(Data records)
******************************
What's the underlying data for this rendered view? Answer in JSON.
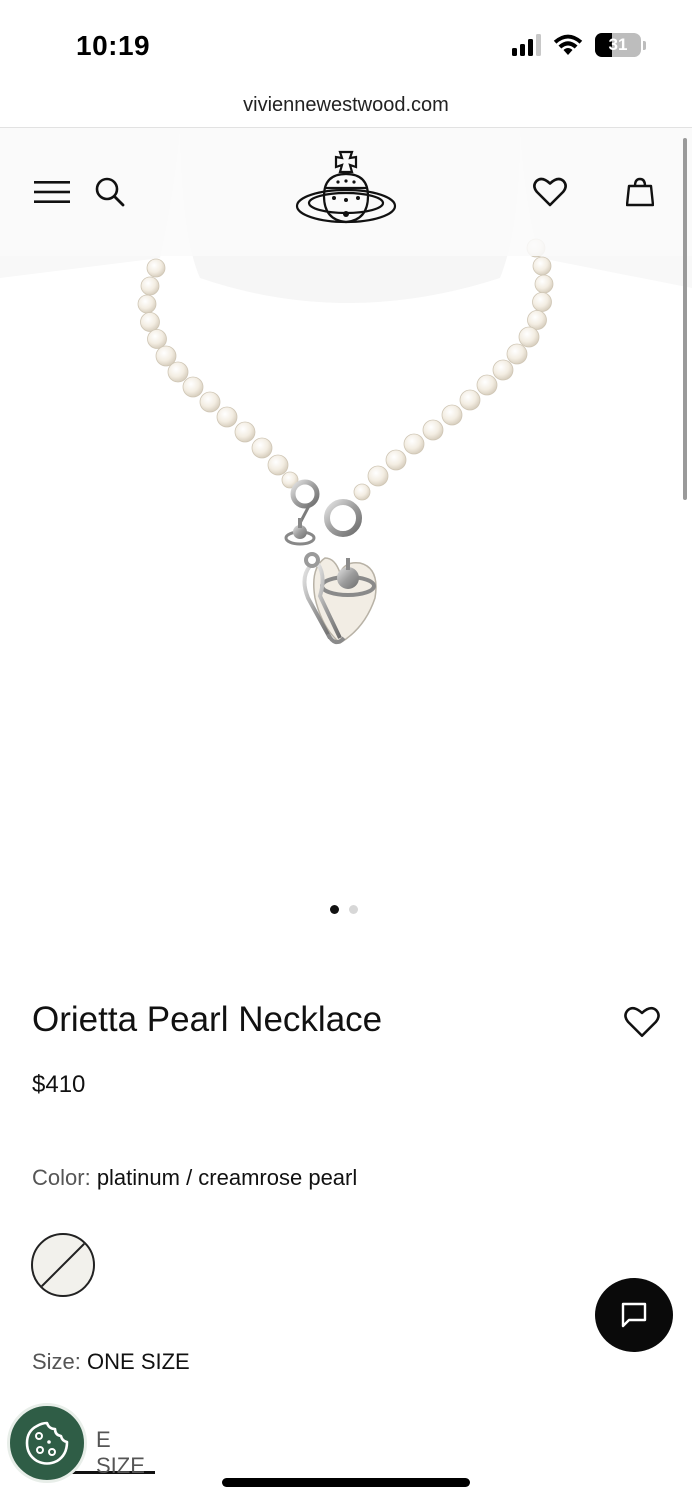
{
  "status_bar": {
    "time": "10:19",
    "battery_level": "31"
  },
  "browser": {
    "url": "viviennewestwood.com"
  },
  "header": {
    "menu_icon": "hamburger-menu-icon",
    "search_icon": "search-icon",
    "logo_icon": "orb-logo-icon",
    "wishlist_icon": "heart-icon",
    "bag_icon": "shopping-bag-icon"
  },
  "gallery": {
    "slide_count": 2,
    "active_slide": 1
  },
  "product": {
    "title": "Orietta Pearl Necklace",
    "price": "$410",
    "color_label": "Color:",
    "color_value": "platinum / creamrose pearl",
    "size_label": "Size:",
    "size_value": "ONE SIZE",
    "size_option_visible": "E SIZE"
  },
  "floating": {
    "chat_icon": "chat-bubble-icon",
    "cookie_icon": "cookie-icon"
  },
  "colors": {
    "text": "#111111",
    "cookie_button": "#2f5d46",
    "chat_button": "#0a0a0a",
    "hero_bg": "#f8f8f8"
  }
}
******************************
Read the entries and pick out all lines that include the word "icon".

    "menu_icon": "hamburger-menu-icon",
    "search_icon": "search-icon",
    "logo_icon": "orb-logo-icon",
    "wishlist_icon": "heart-icon",
    "bag_icon": "shopping-bag-icon"
    "chat_icon": "chat-bubble-icon",
    "cookie_icon": "cookie-icon"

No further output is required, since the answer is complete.